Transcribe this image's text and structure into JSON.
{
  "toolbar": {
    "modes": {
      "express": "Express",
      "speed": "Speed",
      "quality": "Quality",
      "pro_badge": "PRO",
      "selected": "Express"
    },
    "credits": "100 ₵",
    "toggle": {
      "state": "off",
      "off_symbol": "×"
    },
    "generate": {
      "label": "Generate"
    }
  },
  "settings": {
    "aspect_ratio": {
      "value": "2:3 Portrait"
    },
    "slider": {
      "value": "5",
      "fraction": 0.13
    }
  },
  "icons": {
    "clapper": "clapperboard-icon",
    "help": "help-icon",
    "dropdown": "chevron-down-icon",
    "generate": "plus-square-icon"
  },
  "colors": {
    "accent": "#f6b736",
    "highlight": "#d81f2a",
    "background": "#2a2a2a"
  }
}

(Stated goal)
The records above are to be copied in full, exactly as written.

(Solution for this exercise)
Transcribe this image's text and structure into JSON.
{
  "toolbar": {
    "modes": {
      "express": "Express",
      "speed": "Speed",
      "quality": "Quality",
      "pro_badge": "PRO",
      "selected": "Express"
    },
    "credits": "100 ₵",
    "toggle": {
      "state": "off",
      "off_symbol": "×"
    },
    "generate": {
      "label": "Generate"
    }
  },
  "settings": {
    "aspect_ratio": {
      "value": "2:3 Portrait"
    },
    "slider": {
      "value": "5",
      "fraction": 0.13
    }
  },
  "icons": {
    "clapper": "clapperboard-icon",
    "help": "help-icon",
    "dropdown": "chevron-down-icon",
    "generate": "plus-square-icon"
  },
  "colors": {
    "accent": "#f6b736",
    "highlight": "#d81f2a",
    "background": "#2a2a2a"
  }
}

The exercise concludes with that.